_Problem requirements_
Report how many lines hold the word "Test"; give nothing but the number.

◇ ◇ ◇

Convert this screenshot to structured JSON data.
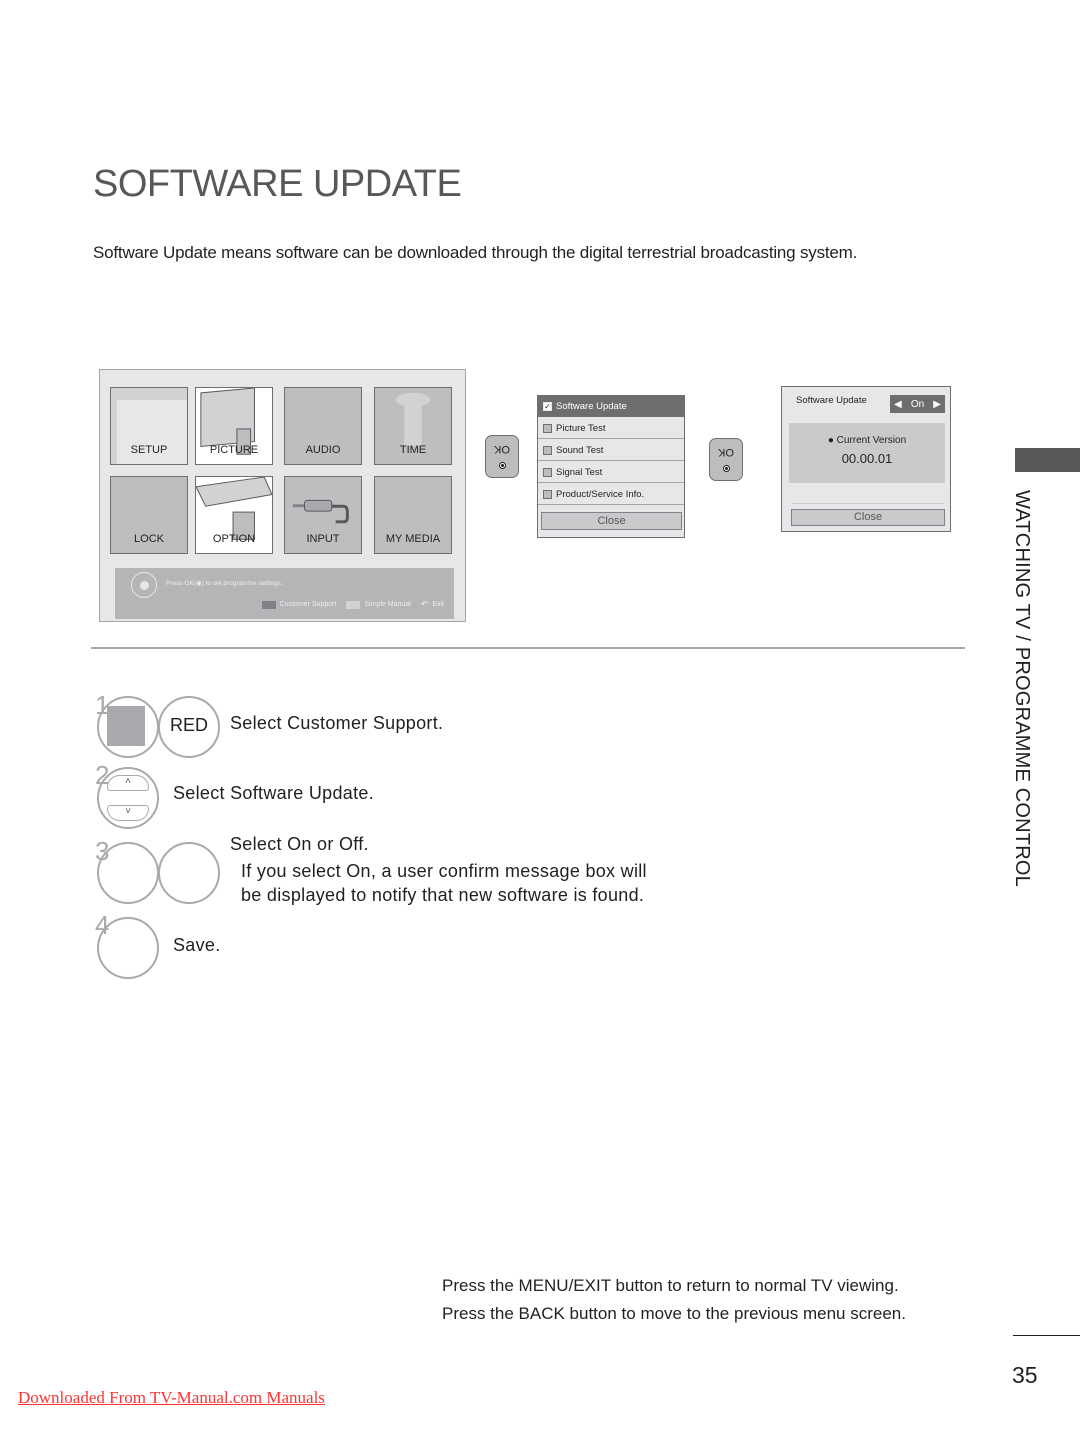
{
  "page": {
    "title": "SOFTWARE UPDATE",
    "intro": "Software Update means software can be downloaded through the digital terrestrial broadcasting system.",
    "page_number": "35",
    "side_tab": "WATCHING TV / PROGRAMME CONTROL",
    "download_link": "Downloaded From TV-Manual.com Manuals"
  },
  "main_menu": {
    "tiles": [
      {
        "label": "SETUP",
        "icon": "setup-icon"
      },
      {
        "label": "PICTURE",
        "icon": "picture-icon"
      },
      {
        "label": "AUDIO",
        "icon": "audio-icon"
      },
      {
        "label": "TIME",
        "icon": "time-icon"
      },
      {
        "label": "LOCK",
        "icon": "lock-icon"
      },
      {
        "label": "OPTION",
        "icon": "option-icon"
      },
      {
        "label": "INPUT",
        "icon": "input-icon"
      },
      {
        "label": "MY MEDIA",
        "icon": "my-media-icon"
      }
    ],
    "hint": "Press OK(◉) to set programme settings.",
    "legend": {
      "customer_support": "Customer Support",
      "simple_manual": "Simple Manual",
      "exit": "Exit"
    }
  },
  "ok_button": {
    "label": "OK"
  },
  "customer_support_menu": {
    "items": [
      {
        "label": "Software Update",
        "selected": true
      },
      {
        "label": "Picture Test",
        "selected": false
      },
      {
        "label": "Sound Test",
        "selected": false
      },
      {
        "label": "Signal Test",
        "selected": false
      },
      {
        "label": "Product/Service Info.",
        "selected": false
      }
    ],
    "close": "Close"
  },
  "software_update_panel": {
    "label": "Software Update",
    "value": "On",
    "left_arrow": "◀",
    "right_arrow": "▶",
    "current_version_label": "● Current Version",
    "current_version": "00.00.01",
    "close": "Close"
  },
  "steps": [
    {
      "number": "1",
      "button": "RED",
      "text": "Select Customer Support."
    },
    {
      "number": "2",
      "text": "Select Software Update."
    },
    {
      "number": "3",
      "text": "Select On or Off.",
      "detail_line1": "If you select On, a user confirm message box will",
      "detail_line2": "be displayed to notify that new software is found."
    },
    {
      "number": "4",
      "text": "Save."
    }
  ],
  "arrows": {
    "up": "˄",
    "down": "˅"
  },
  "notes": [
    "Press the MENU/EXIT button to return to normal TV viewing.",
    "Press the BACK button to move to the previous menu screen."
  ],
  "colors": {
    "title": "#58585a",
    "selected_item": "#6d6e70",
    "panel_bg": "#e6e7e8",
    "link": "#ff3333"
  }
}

◇ ◇ ◇

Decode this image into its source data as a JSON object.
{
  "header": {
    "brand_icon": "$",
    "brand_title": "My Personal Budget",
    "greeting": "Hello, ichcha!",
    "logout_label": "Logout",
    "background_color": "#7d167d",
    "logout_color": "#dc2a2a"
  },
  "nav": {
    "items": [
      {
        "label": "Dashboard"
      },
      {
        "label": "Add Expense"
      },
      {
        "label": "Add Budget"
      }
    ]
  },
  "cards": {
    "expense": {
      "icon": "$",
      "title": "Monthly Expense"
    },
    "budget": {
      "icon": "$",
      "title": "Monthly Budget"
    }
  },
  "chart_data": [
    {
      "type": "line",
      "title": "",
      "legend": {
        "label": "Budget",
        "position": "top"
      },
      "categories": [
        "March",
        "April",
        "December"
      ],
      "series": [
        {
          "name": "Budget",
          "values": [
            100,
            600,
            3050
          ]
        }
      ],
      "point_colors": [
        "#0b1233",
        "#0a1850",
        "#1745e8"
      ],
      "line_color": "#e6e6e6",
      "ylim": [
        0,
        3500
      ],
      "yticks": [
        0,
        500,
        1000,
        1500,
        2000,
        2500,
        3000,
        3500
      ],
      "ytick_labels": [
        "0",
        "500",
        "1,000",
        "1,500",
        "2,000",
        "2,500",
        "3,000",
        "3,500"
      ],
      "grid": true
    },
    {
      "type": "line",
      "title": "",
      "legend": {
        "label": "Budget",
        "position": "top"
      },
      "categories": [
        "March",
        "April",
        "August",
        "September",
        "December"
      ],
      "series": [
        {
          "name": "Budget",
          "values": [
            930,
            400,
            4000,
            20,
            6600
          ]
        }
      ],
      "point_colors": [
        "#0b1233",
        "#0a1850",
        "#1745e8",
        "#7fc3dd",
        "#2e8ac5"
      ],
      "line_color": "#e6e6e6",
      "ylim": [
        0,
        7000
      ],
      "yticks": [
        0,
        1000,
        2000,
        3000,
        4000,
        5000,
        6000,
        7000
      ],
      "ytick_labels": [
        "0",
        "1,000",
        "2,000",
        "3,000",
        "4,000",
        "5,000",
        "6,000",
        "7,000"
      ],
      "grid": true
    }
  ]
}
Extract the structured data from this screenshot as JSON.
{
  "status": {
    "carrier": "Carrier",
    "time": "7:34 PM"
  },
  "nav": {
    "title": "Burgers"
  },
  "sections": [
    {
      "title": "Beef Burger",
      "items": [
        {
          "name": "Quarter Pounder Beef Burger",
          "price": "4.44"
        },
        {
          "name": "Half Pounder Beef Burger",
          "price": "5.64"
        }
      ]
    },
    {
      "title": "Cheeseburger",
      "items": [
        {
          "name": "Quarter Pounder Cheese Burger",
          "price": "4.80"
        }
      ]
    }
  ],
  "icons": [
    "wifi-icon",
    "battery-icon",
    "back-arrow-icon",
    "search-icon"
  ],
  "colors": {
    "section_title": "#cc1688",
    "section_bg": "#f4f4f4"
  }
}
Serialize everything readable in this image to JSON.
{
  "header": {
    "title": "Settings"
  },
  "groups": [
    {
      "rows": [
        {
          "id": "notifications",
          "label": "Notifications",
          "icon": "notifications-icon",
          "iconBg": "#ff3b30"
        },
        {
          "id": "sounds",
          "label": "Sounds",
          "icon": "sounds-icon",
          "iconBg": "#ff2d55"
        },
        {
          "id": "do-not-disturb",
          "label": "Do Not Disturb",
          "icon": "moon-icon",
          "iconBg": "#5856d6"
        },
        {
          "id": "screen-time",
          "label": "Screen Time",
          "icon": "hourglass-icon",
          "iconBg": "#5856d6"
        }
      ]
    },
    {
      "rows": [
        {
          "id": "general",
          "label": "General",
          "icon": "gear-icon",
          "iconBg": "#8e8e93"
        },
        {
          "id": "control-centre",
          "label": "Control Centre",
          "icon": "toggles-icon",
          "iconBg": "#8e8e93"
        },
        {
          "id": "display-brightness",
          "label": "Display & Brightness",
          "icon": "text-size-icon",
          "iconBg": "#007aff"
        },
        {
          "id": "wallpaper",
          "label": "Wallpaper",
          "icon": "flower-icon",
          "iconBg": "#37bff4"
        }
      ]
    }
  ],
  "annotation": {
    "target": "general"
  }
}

◇ ◇ ◇

_Answer to this exercise_
3